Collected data
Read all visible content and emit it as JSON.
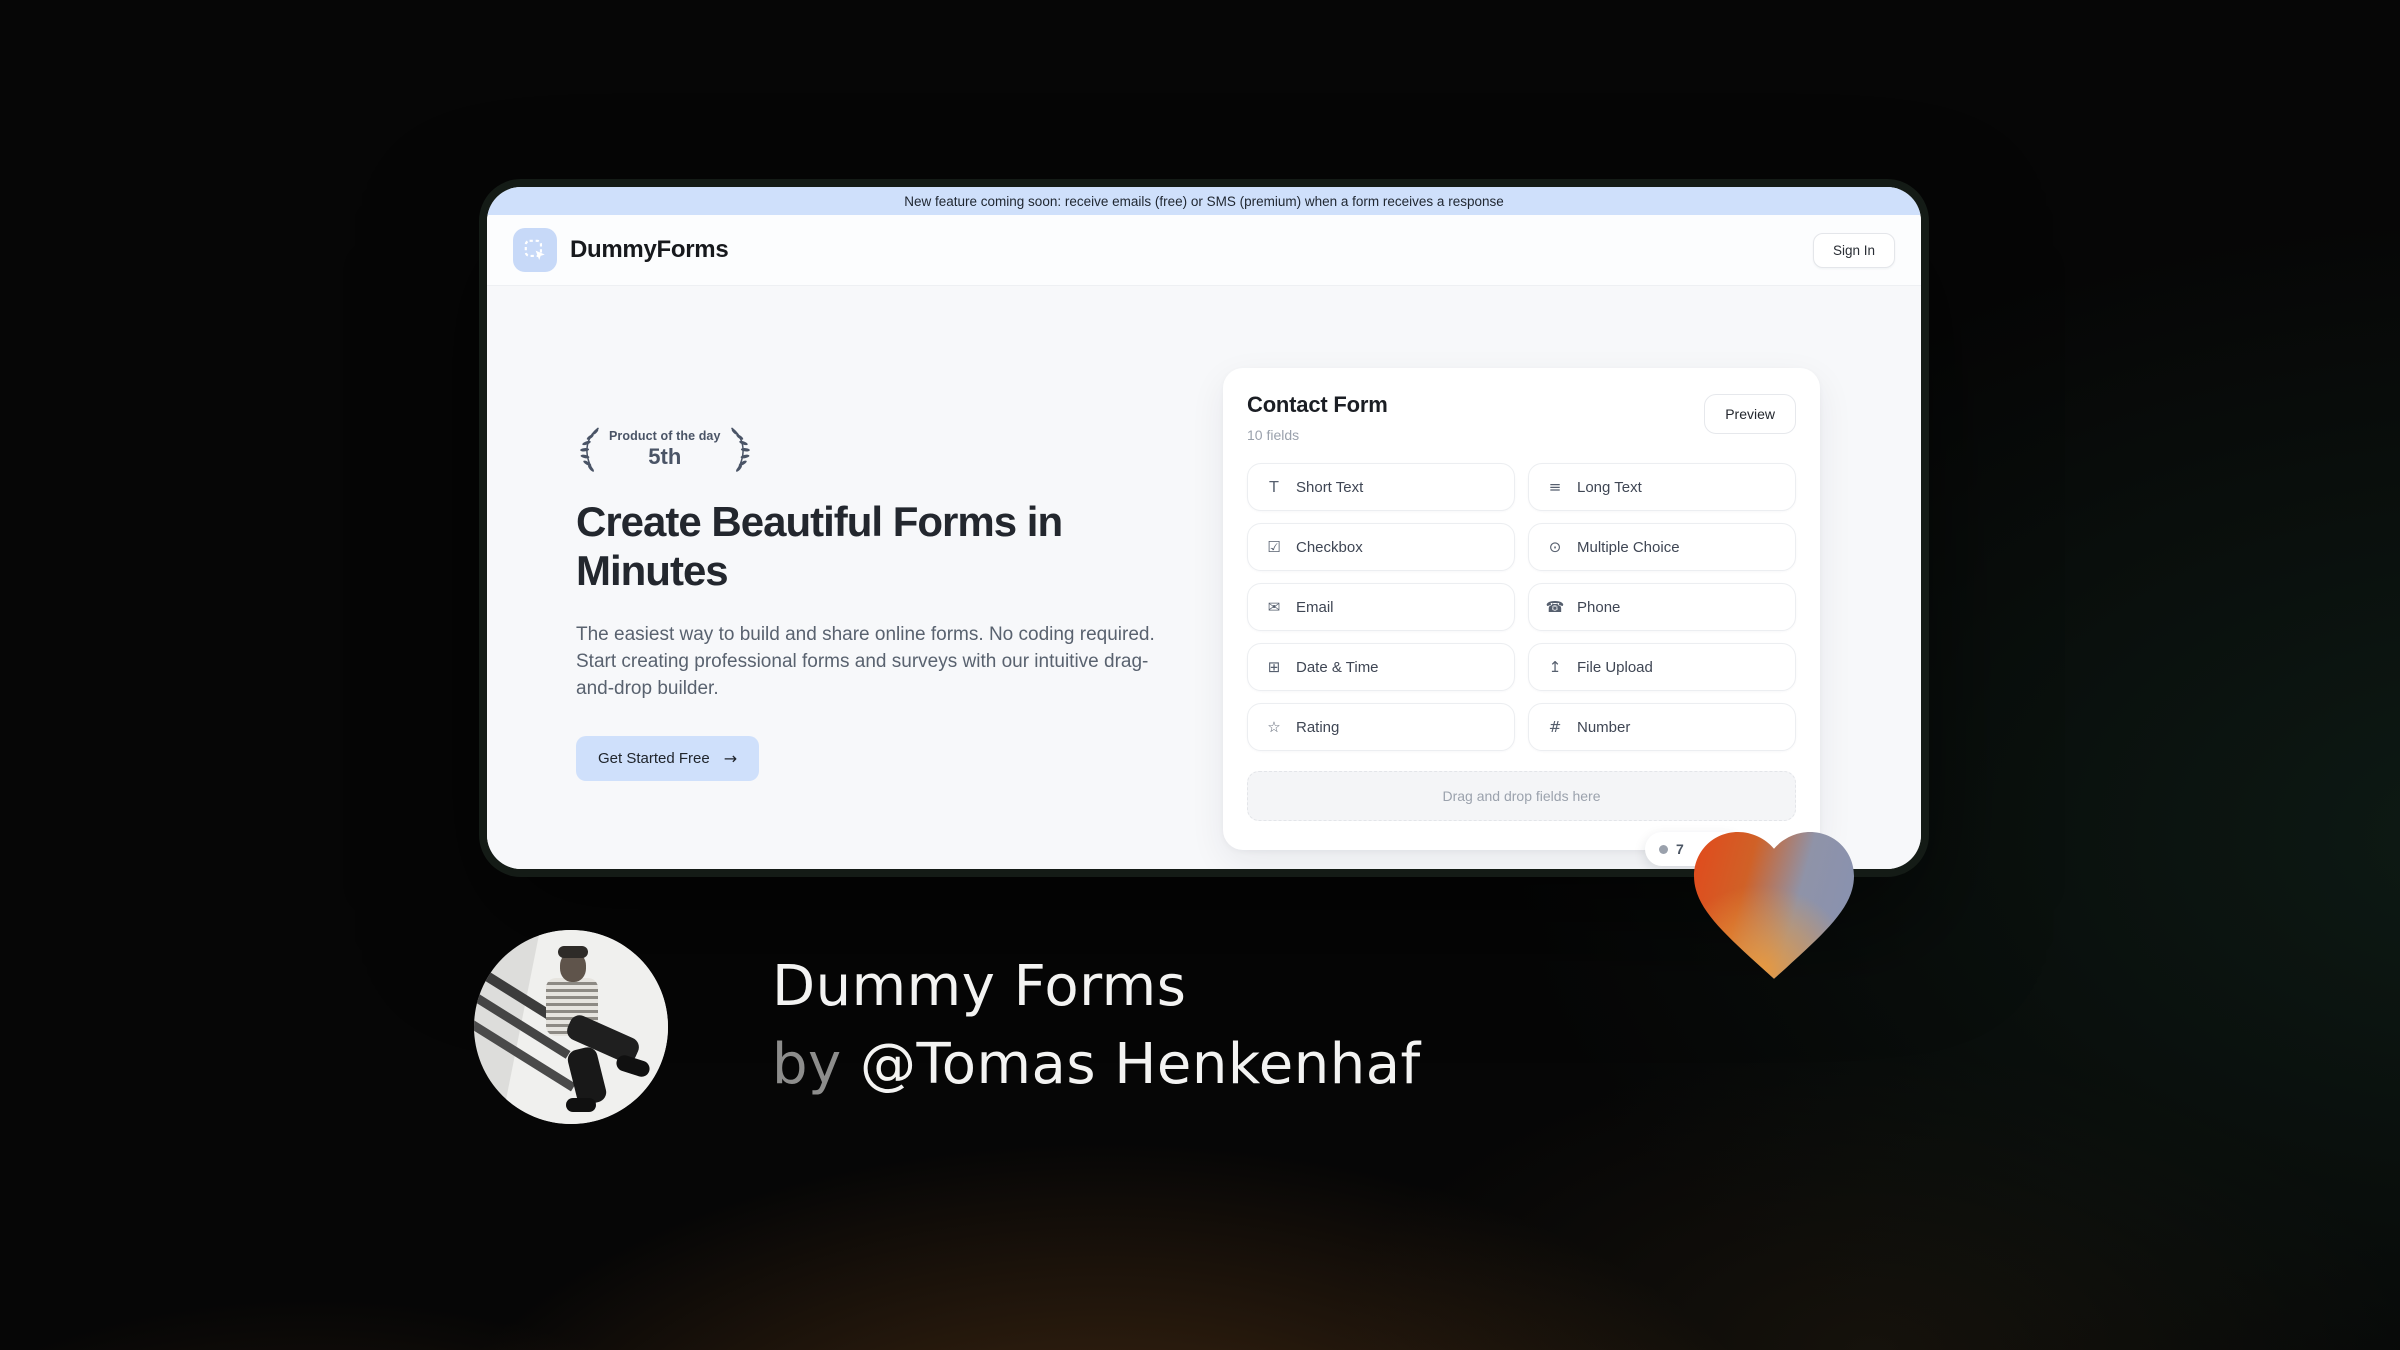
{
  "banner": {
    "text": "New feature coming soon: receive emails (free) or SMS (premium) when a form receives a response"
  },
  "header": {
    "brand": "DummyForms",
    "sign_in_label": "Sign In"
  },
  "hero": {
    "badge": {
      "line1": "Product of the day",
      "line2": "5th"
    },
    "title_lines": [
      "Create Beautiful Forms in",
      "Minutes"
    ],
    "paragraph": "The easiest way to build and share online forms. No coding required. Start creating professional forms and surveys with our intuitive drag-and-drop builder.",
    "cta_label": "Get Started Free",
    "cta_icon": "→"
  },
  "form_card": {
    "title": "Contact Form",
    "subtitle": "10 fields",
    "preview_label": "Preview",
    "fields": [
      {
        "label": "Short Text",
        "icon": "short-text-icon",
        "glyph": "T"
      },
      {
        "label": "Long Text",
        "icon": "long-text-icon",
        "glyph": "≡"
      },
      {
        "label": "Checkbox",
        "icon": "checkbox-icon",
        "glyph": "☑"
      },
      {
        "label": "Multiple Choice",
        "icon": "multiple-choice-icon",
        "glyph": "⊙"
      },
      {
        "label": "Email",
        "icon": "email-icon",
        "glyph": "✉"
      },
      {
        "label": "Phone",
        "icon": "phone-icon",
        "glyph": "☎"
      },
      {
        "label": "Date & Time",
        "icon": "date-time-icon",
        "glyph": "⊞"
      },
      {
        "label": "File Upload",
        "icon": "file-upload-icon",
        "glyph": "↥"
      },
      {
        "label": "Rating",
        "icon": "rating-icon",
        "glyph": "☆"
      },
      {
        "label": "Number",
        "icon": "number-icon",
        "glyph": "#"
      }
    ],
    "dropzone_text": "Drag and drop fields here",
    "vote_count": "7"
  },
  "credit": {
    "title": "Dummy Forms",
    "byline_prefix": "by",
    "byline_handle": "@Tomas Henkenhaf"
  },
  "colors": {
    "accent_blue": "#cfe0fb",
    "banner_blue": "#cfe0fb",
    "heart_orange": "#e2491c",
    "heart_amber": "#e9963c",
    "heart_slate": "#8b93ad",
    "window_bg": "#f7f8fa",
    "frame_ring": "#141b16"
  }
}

TASK OBJECTIVE
Report how many lines in the listing include the word "fields". Give nothing but the count.

ANSWER
3